--- Start Exercise material ---
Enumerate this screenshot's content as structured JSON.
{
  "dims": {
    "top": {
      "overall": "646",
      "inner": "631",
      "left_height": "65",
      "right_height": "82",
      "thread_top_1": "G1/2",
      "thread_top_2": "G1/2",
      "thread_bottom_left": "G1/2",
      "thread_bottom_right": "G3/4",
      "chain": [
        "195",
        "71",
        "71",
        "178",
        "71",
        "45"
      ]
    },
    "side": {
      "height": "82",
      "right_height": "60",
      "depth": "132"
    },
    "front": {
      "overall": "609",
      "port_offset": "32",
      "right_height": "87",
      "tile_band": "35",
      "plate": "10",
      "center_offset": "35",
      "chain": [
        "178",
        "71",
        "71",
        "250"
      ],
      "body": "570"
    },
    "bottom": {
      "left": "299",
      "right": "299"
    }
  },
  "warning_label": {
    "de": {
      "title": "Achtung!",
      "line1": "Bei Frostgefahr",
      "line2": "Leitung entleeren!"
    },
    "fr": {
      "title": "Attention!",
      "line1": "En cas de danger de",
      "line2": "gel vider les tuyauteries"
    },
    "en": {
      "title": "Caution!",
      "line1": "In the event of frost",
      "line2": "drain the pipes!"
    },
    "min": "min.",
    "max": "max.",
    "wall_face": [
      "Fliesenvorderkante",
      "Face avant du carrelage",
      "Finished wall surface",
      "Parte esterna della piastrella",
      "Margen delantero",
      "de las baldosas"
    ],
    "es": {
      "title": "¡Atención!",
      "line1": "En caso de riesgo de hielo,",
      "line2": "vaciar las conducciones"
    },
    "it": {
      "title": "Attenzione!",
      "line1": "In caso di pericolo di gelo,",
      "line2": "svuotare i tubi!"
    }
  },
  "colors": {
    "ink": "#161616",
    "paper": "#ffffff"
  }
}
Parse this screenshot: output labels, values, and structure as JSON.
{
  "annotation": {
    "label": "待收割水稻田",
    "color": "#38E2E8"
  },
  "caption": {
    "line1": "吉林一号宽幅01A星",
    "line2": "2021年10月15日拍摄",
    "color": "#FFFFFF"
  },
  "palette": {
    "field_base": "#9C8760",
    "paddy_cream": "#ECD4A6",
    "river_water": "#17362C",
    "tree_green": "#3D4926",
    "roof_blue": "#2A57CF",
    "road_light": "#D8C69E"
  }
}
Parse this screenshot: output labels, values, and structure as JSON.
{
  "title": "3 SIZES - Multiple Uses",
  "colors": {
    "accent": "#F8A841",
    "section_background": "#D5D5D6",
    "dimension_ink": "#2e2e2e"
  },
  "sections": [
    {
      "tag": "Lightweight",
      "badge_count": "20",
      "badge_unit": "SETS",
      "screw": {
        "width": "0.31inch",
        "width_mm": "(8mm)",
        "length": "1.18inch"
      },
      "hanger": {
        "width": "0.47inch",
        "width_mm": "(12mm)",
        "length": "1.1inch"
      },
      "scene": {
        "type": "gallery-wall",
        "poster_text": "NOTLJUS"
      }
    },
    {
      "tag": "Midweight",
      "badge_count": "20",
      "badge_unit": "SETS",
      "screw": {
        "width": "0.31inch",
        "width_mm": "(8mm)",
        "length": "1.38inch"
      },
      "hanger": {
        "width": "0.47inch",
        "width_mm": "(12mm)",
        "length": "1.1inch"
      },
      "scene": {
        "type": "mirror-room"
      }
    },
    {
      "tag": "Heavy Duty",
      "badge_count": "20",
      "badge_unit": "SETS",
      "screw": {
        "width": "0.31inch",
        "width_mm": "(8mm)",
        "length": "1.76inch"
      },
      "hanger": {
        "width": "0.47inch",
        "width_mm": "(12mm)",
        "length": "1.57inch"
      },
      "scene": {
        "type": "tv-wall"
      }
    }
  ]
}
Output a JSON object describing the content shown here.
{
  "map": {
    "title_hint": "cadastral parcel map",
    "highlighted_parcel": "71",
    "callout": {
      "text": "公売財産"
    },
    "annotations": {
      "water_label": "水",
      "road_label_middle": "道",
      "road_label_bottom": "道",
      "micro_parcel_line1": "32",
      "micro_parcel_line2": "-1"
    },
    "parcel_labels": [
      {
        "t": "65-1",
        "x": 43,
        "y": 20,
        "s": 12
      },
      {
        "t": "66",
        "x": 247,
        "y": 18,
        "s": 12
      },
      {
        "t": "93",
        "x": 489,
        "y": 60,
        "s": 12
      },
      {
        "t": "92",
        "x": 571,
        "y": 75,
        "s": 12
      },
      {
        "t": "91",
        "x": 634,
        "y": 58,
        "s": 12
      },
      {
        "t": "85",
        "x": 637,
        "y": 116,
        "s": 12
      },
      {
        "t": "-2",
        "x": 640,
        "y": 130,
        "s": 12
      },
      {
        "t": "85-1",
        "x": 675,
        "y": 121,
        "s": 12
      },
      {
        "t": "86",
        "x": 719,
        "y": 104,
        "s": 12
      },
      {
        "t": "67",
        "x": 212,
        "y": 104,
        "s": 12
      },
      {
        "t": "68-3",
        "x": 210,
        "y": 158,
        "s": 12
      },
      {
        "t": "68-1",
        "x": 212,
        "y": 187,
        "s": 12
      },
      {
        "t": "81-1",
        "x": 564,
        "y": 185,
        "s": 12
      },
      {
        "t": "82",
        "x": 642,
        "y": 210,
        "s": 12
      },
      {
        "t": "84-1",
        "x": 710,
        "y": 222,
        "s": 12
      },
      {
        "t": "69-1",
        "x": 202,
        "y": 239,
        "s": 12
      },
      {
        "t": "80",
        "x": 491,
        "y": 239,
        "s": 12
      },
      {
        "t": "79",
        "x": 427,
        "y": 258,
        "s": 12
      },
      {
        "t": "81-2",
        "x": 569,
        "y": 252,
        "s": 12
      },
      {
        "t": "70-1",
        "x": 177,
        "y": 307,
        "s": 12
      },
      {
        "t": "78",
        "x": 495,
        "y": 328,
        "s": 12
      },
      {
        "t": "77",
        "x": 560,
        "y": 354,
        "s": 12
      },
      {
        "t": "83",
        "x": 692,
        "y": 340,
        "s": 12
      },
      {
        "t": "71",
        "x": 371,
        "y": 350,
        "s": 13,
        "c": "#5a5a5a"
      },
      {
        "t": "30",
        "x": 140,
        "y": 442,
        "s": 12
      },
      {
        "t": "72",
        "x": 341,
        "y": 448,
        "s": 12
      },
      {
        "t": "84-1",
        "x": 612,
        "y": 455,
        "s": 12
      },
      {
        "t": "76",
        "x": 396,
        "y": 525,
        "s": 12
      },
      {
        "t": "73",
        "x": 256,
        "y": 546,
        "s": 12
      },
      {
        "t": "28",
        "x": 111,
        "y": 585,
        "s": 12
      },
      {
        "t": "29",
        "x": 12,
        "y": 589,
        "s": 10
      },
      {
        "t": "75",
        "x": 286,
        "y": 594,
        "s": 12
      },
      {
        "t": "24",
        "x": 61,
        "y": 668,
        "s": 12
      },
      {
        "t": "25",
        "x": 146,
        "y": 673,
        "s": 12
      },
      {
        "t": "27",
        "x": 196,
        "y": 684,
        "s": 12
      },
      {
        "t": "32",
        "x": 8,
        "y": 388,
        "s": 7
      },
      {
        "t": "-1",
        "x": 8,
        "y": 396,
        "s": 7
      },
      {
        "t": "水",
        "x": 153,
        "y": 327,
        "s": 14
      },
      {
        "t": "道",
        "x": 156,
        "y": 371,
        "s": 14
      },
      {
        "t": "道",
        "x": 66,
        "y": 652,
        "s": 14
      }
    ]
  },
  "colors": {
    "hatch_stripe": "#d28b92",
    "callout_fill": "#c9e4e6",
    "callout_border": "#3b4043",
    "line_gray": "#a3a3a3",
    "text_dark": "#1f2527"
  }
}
--- End Exercise material ---
## Your goal
Reproduce each line of the material above precisely.

## Written answer
Enumerate this screenshot's content as structured JSON.
{
  "dims": {
    "top": {
      "overall": "646",
      "inner": "631",
      "left_height": "65",
      "right_height": "82",
      "thread_top_1": "G1/2",
      "thread_top_2": "G1/2",
      "thread_bottom_left": "G1/2",
      "thread_bottom_right": "G3/4",
      "chain": [
        "195",
        "71",
        "71",
        "178",
        "71",
        "45"
      ]
    },
    "side": {
      "height": "82",
      "right_height": "60",
      "depth": "132"
    },
    "front": {
      "overall": "609",
      "port_offset": "32",
      "right_height": "87",
      "tile_band": "35",
      "plate": "10",
      "center_offset": "35",
      "chain": [
        "178",
        "71",
        "71",
        "250"
      ],
      "body": "570"
    },
    "bottom": {
      "left": "299",
      "right": "299"
    }
  },
  "warning_label": {
    "de": {
      "title": "Achtung!",
      "line1": "Bei Frostgefahr",
      "line2": "Leitung entleeren!"
    },
    "fr": {
      "title": "Attention!",
      "line1": "En cas de danger de",
      "line2": "gel vider les tuyauteries"
    },
    "en": {
      "title": "Caution!",
      "line1": "In the event of frost",
      "line2": "drain the pipes!"
    },
    "min": "min.",
    "max": "max.",
    "wall_face": [
      "Fliesenvorderkante",
      "Face avant du carrelage",
      "Finished wall surface",
      "Parte esterna della piastrella",
      "Margen delantero",
      "de las baldosas"
    ],
    "es": {
      "title": "¡Atención!",
      "line1": "En caso de riesgo de hielo,",
      "line2": "vaciar las conducciones"
    },
    "it": {
      "title": "Attenzione!",
      "line1": "In caso di pericolo di gelo,",
      "line2": "svuotare i tubi!"
    }
  },
  "colors": {
    "ink": "#161616",
    "paper": "#ffffff"
  }
}
Parse this screenshot: output labels, values, and structure as JSON.
{
  "annotation": {
    "label": "待收割水稻田",
    "color": "#38E2E8"
  },
  "caption": {
    "line1": "吉林一号宽幅01A星",
    "line2": "2021年10月15日拍摄",
    "color": "#FFFFFF"
  },
  "palette": {
    "field_base": "#9C8760",
    "paddy_cream": "#ECD4A6",
    "river_water": "#17362C",
    "tree_green": "#3D4926",
    "roof_blue": "#2A57CF",
    "road_light": "#D8C69E"
  }
}
Parse this screenshot: output labels, values, and structure as JSON.
{
  "title": "3 SIZES - Multiple Uses",
  "colors": {
    "accent": "#F8A841",
    "section_background": "#D5D5D6",
    "dimension_ink": "#2e2e2e"
  },
  "sections": [
    {
      "tag": "Lightweight",
      "badge_count": "20",
      "badge_unit": "SETS",
      "screw": {
        "width": "0.31inch",
        "width_mm": "(8mm)",
        "length": "1.18inch"
      },
      "hanger": {
        "width": "0.47inch",
        "width_mm": "(12mm)",
        "length": "1.1inch"
      },
      "scene": {
        "type": "gallery-wall",
        "poster_text": "NOTLJUS"
      }
    },
    {
      "tag": "Midweight",
      "badge_count": "20",
      "badge_unit": "SETS",
      "screw": {
        "width": "0.31inch",
        "width_mm": "(8mm)",
        "length": "1.38inch"
      },
      "hanger": {
        "width": "0.47inch",
        "width_mm": "(12mm)",
        "length": "1.1inch"
      },
      "scene": {
        "type": "mirror-room"
      }
    },
    {
      "tag": "Heavy Duty",
      "badge_count": "20",
      "badge_unit": "SETS",
      "screw": {
        "width": "0.31inch",
        "width_mm": "(8mm)",
        "length": "1.76inch"
      },
      "hanger": {
        "width": "0.47inch",
        "width_mm": "(12mm)",
        "length": "1.57inch"
      },
      "scene": {
        "type": "tv-wall"
      }
    }
  ]
}
Output a JSON object describing the content shown here.
{
  "map": {
    "title_hint": "cadastral parcel map",
    "highlighted_parcel": "71",
    "callout": {
      "text": "公売財産"
    },
    "annotations": {
      "water_label": "水",
      "road_label_middle": "道",
      "road_label_bottom": "道",
      "micro_parcel_line1": "32",
      "micro_parcel_line2": "-1"
    },
    "parcel_labels": [
      {
        "t": "65-1",
        "x": 43,
        "y": 20,
        "s": 12
      },
      {
        "t": "66",
        "x": 247,
        "y": 18,
        "s": 12
      },
      {
        "t": "93",
        "x": 489,
        "y": 60,
        "s": 12
      },
      {
        "t": "92",
        "x": 571,
        "y": 75,
        "s": 12
      },
      {
        "t": "91",
        "x": 634,
        "y": 58,
        "s": 12
      },
      {
        "t": "85",
        "x": 637,
        "y": 116,
        "s": 12
      },
      {
        "t": "-2",
        "x": 640,
        "y": 130,
        "s": 12
      },
      {
        "t": "85-1",
        "x": 675,
        "y": 121,
        "s": 12
      },
      {
        "t": "86",
        "x": 719,
        "y": 104,
        "s": 12
      },
      {
        "t": "67",
        "x": 212,
        "y": 104,
        "s": 12
      },
      {
        "t": "68-3",
        "x": 210,
        "y": 158,
        "s": 12
      },
      {
        "t": "68-1",
        "x": 212,
        "y": 187,
        "s": 12
      },
      {
        "t": "81-1",
        "x": 564,
        "y": 185,
        "s": 12
      },
      {
        "t": "82",
        "x": 642,
        "y": 210,
        "s": 12
      },
      {
        "t": "84-1",
        "x": 710,
        "y": 222,
        "s": 12
      },
      {
        "t": "69-1",
        "x": 202,
        "y": 239,
        "s": 12
      },
      {
        "t": "80",
        "x": 491,
        "y": 239,
        "s": 12
      },
      {
        "t": "79",
        "x": 427,
        "y": 258,
        "s": 12
      },
      {
        "t": "81-2",
        "x": 569,
        "y": 252,
        "s": 12
      },
      {
        "t": "70-1",
        "x": 177,
        "y": 307,
        "s": 12
      },
      {
        "t": "78",
        "x": 495,
        "y": 328,
        "s": 12
      },
      {
        "t": "77",
        "x": 560,
        "y": 354,
        "s": 12
      },
      {
        "t": "83",
        "x": 692,
        "y": 340,
        "s": 12
      },
      {
        "t": "71",
        "x": 371,
        "y": 350,
        "s": 13,
        "c": "#5a5a5a"
      },
      {
        "t": "30",
        "x": 140,
        "y": 442,
        "s": 12
      },
      {
        "t": "72",
        "x": 341,
        "y": 448,
        "s": 12
      },
      {
        "t": "84-1",
        "x": 612,
        "y": 455,
        "s": 12
      },
      {
        "t": "76",
        "x": 396,
        "y": 525,
        "s": 12
      },
      {
        "t": "73",
        "x": 256,
        "y": 546,
        "s": 12
      },
      {
        "t": "28",
        "x": 111,
        "y": 585,
        "s": 12
      },
      {
        "t": "29",
        "x": 12,
        "y": 589,
        "s": 10
      },
      {
        "t": "75",
        "x": 286,
        "y": 594,
        "s": 12
      },
      {
        "t": "24",
        "x": 61,
        "y": 668,
        "s": 12
      },
      {
        "t": "25",
        "x": 146,
        "y": 673,
        "s": 12
      },
      {
        "t": "27",
        "x": 196,
        "y": 684,
        "s": 12
      },
      {
        "t": "32",
        "x": 8,
        "y": 388,
        "s": 7
      },
      {
        "t": "-1",
        "x": 8,
        "y": 396,
        "s": 7
      },
      {
        "t": "水",
        "x": 153,
        "y": 327,
        "s": 14
      },
      {
        "t": "道",
        "x": 156,
        "y": 371,
        "s": 14
      },
      {
        "t": "道",
        "x": 66,
        "y": 652,
        "s": 14
      }
    ]
  },
  "colors": {
    "hatch_stripe": "#d28b92",
    "callout_fill": "#c9e4e6",
    "callout_border": "#3b4043",
    "line_gray": "#a3a3a3",
    "text_dark": "#1f2527"
  }
}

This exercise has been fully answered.